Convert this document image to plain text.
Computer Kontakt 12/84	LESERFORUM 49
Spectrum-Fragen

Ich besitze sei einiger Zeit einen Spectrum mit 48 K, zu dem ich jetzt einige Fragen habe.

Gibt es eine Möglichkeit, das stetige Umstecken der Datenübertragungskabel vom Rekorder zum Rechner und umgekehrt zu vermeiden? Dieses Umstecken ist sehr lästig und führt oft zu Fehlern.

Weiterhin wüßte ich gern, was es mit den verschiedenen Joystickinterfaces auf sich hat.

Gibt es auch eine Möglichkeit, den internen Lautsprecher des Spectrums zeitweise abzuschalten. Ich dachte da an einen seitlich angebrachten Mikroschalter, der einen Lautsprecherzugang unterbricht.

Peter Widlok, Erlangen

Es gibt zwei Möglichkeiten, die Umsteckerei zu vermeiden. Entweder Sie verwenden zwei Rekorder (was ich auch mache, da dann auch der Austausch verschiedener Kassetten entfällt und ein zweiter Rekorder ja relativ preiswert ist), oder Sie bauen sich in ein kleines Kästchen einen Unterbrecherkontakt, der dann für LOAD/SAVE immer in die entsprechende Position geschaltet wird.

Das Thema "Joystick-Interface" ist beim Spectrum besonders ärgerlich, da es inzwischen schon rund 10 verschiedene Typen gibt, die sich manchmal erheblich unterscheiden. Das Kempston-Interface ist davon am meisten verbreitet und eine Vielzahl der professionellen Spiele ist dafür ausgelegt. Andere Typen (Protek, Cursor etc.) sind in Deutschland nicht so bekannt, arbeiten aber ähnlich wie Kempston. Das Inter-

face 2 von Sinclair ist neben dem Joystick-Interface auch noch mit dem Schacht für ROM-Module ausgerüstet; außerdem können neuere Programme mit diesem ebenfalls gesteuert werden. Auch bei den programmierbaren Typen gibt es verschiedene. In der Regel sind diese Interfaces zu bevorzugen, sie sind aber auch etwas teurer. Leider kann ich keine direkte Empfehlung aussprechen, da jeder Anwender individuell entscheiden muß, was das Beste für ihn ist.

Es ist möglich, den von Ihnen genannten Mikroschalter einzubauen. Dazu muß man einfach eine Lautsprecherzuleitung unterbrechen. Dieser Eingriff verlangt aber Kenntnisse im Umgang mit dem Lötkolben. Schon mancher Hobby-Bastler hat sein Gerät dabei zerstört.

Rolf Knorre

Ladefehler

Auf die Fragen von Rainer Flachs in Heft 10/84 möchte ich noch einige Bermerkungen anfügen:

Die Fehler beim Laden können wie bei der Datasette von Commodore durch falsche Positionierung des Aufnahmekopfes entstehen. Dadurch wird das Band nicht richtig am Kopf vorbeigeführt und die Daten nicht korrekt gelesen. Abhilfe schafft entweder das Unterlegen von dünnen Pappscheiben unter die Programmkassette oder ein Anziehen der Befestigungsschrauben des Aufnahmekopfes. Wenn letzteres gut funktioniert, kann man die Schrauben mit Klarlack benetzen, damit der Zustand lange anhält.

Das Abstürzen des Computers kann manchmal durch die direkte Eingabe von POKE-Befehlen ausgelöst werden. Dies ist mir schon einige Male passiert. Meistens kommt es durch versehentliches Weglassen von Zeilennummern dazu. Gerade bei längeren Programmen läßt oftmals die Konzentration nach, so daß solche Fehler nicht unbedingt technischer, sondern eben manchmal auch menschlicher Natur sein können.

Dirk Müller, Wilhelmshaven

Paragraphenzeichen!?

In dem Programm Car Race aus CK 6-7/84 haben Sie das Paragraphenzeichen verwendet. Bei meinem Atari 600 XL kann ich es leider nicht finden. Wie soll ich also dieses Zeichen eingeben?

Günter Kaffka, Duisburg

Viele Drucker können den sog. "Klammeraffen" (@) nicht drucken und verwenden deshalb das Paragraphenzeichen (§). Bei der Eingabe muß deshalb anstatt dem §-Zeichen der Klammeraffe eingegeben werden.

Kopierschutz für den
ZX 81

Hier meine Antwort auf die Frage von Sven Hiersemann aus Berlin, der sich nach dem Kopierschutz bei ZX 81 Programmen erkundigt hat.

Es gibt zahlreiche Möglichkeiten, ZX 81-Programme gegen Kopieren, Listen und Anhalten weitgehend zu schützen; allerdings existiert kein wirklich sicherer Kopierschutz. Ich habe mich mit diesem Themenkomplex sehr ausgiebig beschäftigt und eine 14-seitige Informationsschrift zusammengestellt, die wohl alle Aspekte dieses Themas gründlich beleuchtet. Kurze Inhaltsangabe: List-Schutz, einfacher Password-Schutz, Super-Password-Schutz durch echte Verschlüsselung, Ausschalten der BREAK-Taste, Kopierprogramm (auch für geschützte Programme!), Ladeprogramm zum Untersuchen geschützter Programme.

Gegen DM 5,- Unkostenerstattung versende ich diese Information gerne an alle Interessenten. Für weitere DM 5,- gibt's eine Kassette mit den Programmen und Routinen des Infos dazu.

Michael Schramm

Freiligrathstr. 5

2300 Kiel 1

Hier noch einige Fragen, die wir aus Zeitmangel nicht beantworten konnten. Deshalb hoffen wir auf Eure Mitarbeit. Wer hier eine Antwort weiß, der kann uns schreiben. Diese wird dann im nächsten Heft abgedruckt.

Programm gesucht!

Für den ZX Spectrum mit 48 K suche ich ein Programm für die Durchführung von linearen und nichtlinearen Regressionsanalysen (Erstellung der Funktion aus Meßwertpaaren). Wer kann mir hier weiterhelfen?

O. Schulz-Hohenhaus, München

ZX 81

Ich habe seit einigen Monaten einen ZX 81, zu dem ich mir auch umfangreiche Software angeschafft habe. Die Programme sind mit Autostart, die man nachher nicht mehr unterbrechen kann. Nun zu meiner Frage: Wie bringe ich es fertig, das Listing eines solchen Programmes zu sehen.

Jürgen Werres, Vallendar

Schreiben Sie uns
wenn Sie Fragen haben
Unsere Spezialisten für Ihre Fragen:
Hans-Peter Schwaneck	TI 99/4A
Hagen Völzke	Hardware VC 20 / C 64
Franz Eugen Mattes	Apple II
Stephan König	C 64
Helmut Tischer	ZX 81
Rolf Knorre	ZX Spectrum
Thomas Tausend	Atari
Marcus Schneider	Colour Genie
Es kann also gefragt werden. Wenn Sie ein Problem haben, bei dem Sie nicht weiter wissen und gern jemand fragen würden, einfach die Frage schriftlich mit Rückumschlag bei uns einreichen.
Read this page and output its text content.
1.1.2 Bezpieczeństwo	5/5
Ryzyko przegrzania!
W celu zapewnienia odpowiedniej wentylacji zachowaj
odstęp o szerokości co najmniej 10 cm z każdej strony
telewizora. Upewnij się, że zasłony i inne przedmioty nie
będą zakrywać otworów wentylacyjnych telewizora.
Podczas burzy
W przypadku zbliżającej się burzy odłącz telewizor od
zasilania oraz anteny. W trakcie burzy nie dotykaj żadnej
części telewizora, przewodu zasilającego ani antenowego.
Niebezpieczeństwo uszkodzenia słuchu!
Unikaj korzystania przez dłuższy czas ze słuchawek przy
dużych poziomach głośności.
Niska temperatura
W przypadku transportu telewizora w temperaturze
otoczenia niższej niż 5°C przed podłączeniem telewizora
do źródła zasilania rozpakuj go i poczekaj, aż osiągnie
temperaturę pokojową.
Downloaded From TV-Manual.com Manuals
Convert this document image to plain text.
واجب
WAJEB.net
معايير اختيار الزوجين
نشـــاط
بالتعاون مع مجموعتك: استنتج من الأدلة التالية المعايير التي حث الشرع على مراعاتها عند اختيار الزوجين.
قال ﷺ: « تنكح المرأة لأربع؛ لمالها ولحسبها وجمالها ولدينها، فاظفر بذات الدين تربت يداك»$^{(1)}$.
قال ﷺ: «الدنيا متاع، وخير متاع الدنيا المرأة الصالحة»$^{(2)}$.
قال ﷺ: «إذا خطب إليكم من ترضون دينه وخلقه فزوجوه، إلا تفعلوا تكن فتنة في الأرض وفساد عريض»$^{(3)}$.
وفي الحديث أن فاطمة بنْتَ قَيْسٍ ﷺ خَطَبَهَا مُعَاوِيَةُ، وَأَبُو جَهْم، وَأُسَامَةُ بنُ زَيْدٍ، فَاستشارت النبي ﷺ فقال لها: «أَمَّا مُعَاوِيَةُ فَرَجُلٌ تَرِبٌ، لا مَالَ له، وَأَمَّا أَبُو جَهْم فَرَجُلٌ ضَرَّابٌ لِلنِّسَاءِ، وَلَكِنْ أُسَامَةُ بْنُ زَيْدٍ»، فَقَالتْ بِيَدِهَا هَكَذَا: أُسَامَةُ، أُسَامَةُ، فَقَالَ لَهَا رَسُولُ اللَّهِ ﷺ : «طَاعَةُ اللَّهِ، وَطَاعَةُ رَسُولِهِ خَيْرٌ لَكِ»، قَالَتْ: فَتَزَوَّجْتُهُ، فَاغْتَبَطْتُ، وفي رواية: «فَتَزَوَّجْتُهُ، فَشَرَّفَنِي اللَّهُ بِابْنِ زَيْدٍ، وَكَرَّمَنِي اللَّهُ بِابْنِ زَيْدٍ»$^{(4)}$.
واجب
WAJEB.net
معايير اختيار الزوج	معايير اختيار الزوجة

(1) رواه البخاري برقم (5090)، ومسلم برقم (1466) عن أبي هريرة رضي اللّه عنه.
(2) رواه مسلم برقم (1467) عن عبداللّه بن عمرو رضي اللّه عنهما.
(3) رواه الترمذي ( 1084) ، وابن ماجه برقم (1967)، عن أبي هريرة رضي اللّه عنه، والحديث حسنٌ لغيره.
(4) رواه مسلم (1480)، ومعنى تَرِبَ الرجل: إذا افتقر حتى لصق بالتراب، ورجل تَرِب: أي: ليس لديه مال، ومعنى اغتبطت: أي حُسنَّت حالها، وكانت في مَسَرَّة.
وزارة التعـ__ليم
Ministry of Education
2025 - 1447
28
* * * *
Exercise: Read through the data and copy every line where "Paragraphenzeichen" shows up.

Finished task:
Paragraphenzeichen!?
In dem Programm Car Race aus CK 6-7/84 haben Sie das Paragraphenzeichen verwendet. Bei meinem Atari 600 XL kann ich es leider nicht finden. Wie soll ich also dieses Zeichen eingeben?
Viele Drucker können den sog. "Klammeraffen" (@) nicht drucken und verwenden deshalb das Paragraphenzeichen (§). Bei der Eingabe muß deshalb anstatt dem §-Zeichen der Klammeraffe eingegeben werden.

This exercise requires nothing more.